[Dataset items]
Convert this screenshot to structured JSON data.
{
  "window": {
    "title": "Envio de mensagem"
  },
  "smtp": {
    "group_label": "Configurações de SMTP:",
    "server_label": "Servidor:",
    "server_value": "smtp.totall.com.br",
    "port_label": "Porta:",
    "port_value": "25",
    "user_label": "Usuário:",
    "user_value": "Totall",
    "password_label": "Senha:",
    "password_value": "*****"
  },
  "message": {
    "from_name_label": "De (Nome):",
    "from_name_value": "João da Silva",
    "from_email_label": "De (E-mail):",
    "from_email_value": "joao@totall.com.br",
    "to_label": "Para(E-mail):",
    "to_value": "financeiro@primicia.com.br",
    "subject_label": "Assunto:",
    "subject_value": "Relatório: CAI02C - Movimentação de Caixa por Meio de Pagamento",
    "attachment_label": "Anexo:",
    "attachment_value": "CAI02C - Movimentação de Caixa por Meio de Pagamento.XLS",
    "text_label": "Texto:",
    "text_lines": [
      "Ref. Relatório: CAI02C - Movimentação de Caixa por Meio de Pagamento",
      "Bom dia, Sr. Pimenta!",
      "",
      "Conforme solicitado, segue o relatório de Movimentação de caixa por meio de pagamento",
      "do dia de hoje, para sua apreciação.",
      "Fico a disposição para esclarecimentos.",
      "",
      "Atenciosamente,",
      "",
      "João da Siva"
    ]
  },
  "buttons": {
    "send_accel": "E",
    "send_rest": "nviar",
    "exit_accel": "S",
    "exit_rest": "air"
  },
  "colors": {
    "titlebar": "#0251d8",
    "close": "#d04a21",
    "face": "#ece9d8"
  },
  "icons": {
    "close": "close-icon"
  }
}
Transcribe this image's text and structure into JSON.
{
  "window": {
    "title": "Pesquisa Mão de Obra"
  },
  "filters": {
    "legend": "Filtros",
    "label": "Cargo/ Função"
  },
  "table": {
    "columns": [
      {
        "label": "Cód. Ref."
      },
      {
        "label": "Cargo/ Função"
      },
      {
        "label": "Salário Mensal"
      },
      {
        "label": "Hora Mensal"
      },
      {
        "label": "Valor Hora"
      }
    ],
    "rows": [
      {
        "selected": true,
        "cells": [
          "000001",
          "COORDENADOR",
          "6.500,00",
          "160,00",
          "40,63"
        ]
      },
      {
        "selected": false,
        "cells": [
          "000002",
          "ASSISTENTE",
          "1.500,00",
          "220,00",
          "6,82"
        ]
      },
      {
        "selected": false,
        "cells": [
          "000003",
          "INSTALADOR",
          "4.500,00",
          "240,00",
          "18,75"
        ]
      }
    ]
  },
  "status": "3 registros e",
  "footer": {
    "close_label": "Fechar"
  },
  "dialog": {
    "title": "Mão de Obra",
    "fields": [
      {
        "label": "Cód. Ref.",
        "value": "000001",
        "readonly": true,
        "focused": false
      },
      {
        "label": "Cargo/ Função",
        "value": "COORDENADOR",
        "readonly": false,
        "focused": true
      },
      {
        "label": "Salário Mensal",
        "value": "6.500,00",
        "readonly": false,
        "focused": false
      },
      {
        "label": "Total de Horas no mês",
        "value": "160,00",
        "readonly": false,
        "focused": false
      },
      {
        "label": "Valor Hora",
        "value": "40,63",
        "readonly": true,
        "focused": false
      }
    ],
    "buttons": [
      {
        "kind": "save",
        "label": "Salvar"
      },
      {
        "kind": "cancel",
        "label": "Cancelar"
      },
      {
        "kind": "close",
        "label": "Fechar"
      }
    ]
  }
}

- DIRECTION:
Return every line from the records above that holds the word "Movimentação".

- WRITTEN SOLUTION:
    "subject_value": "Relatório: CAI02C - Movimentação de Caixa por Meio de Pagamento",
    "attachment_value": "CAI02C - Movimentação de Caixa por Meio de Pagamento.XLS",
      "Ref. Relatório: CAI02C - Movimentação de Caixa por Meio de Pagamento",
      "Conforme solicitado, segue o relatório de Movimentação de caixa por meio de pagamento",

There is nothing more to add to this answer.